Exercise aim: Please show each line in the rows below that contains the string "subject", copied unchanged and in full.

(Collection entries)
□ □ □ □ □
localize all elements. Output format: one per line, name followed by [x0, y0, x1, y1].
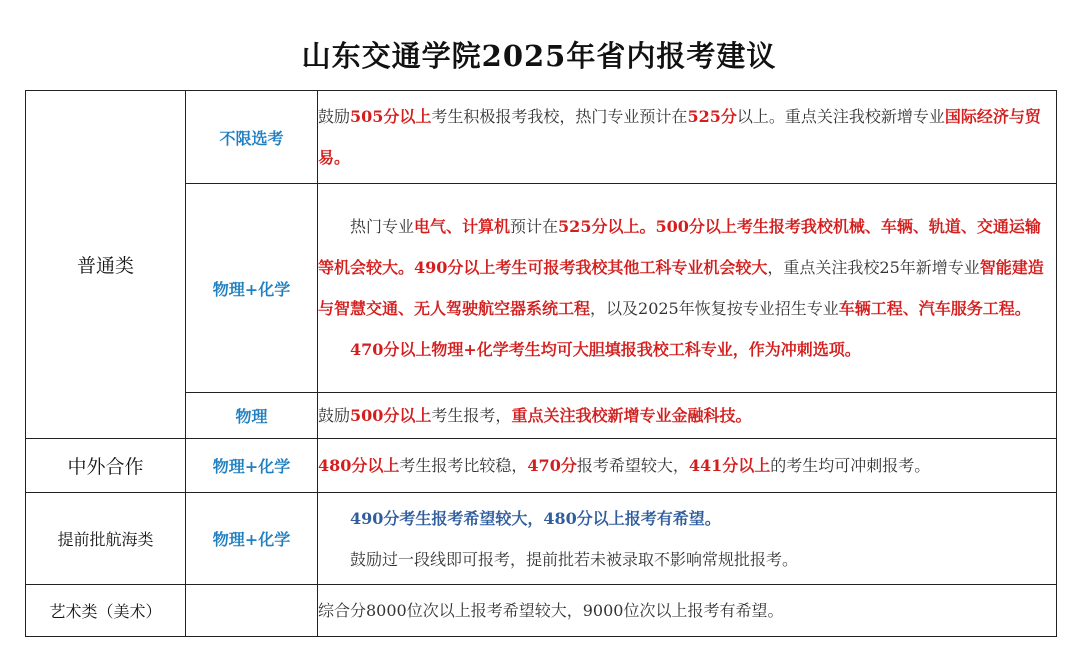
advice-cell	[318, 439, 1057, 493]
highlight-segment: 480分以上	[318, 456, 400, 475]
advice-segment: 的考生均可冲刺报考。	[770, 456, 931, 475]
advice-segment: 报考希望较大，	[576, 456, 689, 475]
category-cell: 艺术类（美术）	[26, 585, 186, 637]
advice-segment: 鼓励	[318, 406, 351, 425]
advice-cell	[318, 393, 1057, 439]
highlight-segment: 重点关注我校新增专业金融科技。	[511, 406, 752, 425]
highlight-segment: 电气、计算机	[414, 217, 511, 236]
advice-text	[318, 445, 1056, 486]
advice-segment: 考生报考比较稳，	[399, 456, 528, 475]
table-row	[26, 493, 1057, 585]
subject-cell: 物理+化学	[186, 184, 318, 393]
highlight-segment: 505分以上	[350, 107, 432, 126]
table-row	[26, 439, 1057, 493]
highlight-segment: 智能建造与智慧交通、无人驾驶航空器系统工程	[318, 258, 1044, 318]
subject-cell: 不限选考	[186, 91, 318, 184]
page-title: 山东交通学院2025年省内报考建议	[301, 39, 777, 73]
advice-segment: 综合分8000位次以上报考希望较大，9000位次以上报考有希望。	[318, 601, 784, 620]
advice-segment: 考生积极报考我校，热门专业预计在	[431, 107, 688, 126]
advice-text	[318, 329, 1056, 370]
advice-cell	[318, 493, 1057, 585]
highlight-segment: 500分以上	[350, 406, 432, 425]
subject-cell: 物理+化学	[186, 493, 318, 585]
advice-segment: ，重点关注我校25年新增专业	[767, 258, 980, 277]
highlight-segment: 441分以上	[688, 456, 771, 475]
subject-cell: 物理+化学	[186, 439, 318, 493]
advice-segment: 考生报考，	[431, 406, 512, 425]
advice-segment: 以上。重点关注我校新增专业	[736, 107, 945, 126]
category-cell: 中外合作	[26, 439, 186, 493]
advice-cell	[318, 585, 1057, 637]
advice-text	[318, 539, 1056, 580]
advice-text	[318, 206, 1056, 329]
advice-segment: 预计在	[510, 217, 559, 236]
advice-cell	[318, 91, 1057, 184]
advice-text	[318, 590, 1056, 631]
advice-segment: 鼓励过一段线即可报考，提前批若未被录取不影响常规批报考。	[350, 549, 799, 569]
subject-cell: 物理	[186, 393, 318, 439]
subject-cell	[186, 585, 318, 637]
advice-segment: 热门专业	[350, 217, 415, 236]
category-cell: 普通类	[26, 91, 186, 439]
highlight-segment: 525分	[687, 107, 737, 126]
highlight-segment: 525分以上。500分以上考生报考我校机械、车辆、轨道、交通运输等机会较大。490分以上考生可报考我校其他工科专业机会较大	[318, 217, 1041, 277]
highlight-segment: 国际经济与贸易。	[318, 107, 1041, 167]
advice-text	[318, 395, 1056, 436]
advice-segment: 鼓励	[318, 107, 351, 126]
highlight-segment: 470分以上物理+化学考生均可大胆填报我校工科专业，作为冲刺选项。	[350, 340, 861, 359]
category-cell: 提前批航海类	[26, 493, 186, 585]
highlight-segment: 车辆工程、汽车服务工程。	[838, 299, 1031, 318]
admission-advice-table	[25, 90, 1057, 637]
advice-cell	[318, 184, 1057, 393]
table-row	[26, 585, 1057, 637]
table-row	[26, 91, 1057, 184]
advice-segment: ，以及2025年恢复按专业招生专业	[590, 299, 839, 318]
highlight-segment: 490分考生报考希望较大，480分以上报考有希望。	[350, 508, 721, 528]
advice-text	[318, 96, 1056, 178]
advice-text	[318, 498, 1056, 539]
highlight-segment: 470分	[527, 456, 577, 475]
□ □ □ □ □
Result of this task:
subject-cell: 物理+化学	[186, 184, 318, 393]
subject-cell: 不限选考	[186, 91, 318, 184]
subject-cell: 物理+化学	[186, 493, 318, 585]
subject-cell: 物理+化学	[186, 439, 318, 493]
subject-cell: 物理	[186, 393, 318, 439]
subject-cell	[186, 585, 318, 637]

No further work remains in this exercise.